• _ENTRIES PROVIDED_
================================

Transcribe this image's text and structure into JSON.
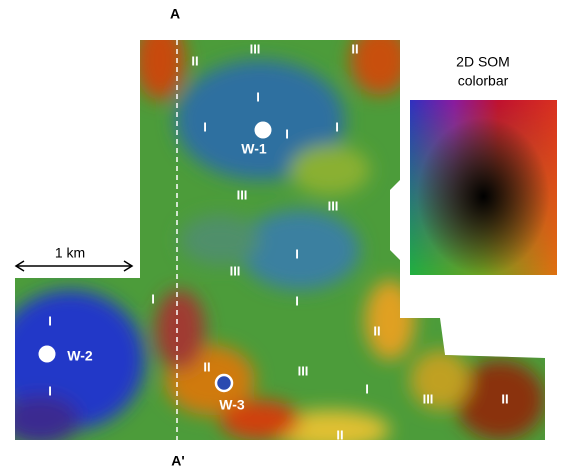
{
  "section_markers": {
    "start": "A",
    "end": "A'"
  },
  "scale_bar": "1 km",
  "colorbar": {
    "line1": "2D SOM",
    "line2": "colorbar"
  },
  "wells": [
    "W-1",
    "W-2",
    "W-3"
  ],
  "zones": [
    "III",
    "II",
    "II",
    "I",
    "I",
    "I",
    "I",
    "III",
    "III",
    "I",
    "III",
    "I",
    "I",
    "I",
    "II",
    "II",
    "III",
    "I",
    "I",
    "III",
    "II",
    "II"
  ]
}
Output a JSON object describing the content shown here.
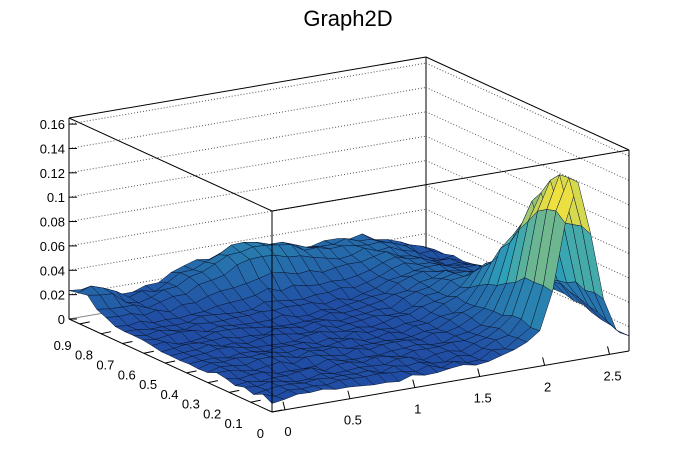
{
  "chart_data": {
    "type": "surface",
    "title": "Graph2D",
    "xlabel": "",
    "ylabel": "",
    "zlabel": "",
    "xlim": [
      -0.1,
      2.65
    ],
    "ylim": [
      0,
      0.95
    ],
    "zlim": [
      0,
      0.165
    ],
    "x_ticks": [
      "0",
      "0.5",
      "1",
      "1.5",
      "2",
      "2.5"
    ],
    "y_ticks": [
      "0",
      "0.1",
      "0.2",
      "0.3",
      "0.4",
      "0.5",
      "0.6",
      "0.7",
      "0.8",
      "0.9"
    ],
    "z_ticks": [
      "0",
      "0.02",
      "0.04",
      "0.06",
      "0.08",
      "0.1",
      "0.12",
      "0.14",
      "0.16"
    ],
    "grid": true,
    "colormap": "blue-to-yellow",
    "peak": {
      "x": 2.25,
      "y": 0.05,
      "z": 0.135
    },
    "colors": {
      "low": "#1e3fa0",
      "mid": "#2fa3b8",
      "high": "#f5e23a",
      "frame": "#000000"
    }
  }
}
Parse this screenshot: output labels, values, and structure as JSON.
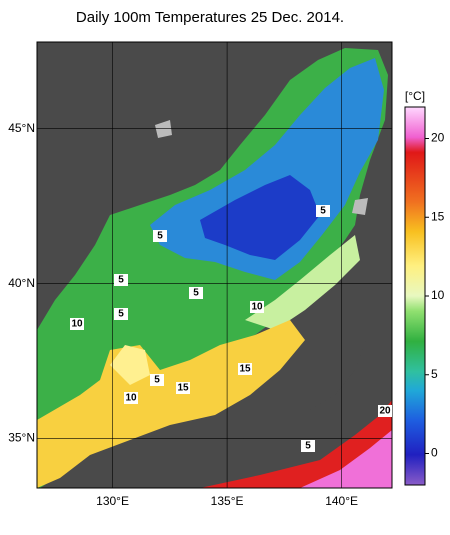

================================

• _INSTRUCTIONS TO FOLLOW_
All of the records above must be copied exactly, except for the pictures.

• _FINAL RESULT_
Transcribe this image's text and structure into JSON.
{
  "section_markers": {
    "start": "A",
    "end": "A'"
  },
  "scale_bar": "1 km",
  "colorbar": {
    "line1": "2D SOM",
    "line2": "colorbar"
  },
  "wells": [
    "W-1",
    "W-2",
    "W-3"
  ],
  "zones": [
    "III",
    "II",
    "II",
    "I",
    "I",
    "I",
    "I",
    "III",
    "III",
    "I",
    "III",
    "I",
    "I",
    "I",
    "II",
    "II",
    "III",
    "I",
    "I",
    "III",
    "II",
    "II"
  ]
}
Output a JSON object describing the content shown here.
{
  "chart_data": {
    "type": "surface",
    "title": "Graph2D",
    "xlabel": "",
    "ylabel": "",
    "zlabel": "",
    "xlim": [
      -0.1,
      2.65
    ],
    "ylim": [
      0,
      0.95
    ],
    "zlim": [
      0,
      0.165
    ],
    "x_ticks": [
      "0",
      "0.5",
      "1",
      "1.5",
      "2",
      "2.5"
    ],
    "y_ticks": [
      "0",
      "0.1",
      "0.2",
      "0.3",
      "0.4",
      "0.5",
      "0.6",
      "0.7",
      "0.8",
      "0.9"
    ],
    "z_ticks": [
      "0",
      "0.02",
      "0.04",
      "0.06",
      "0.08",
      "0.1",
      "0.12",
      "0.14",
      "0.16"
    ],
    "grid": true,
    "colormap": "blue-to-yellow",
    "peak": {
      "x": 2.25,
      "y": 0.05,
      "z": 0.135
    },
    "colors": {
      "low": "#1e3fa0",
      "mid": "#2fa3b8",
      "high": "#f5e23a",
      "frame": "#000000"
    }
  }
}
Parse this screenshot: output labels, values, and structure as JSON.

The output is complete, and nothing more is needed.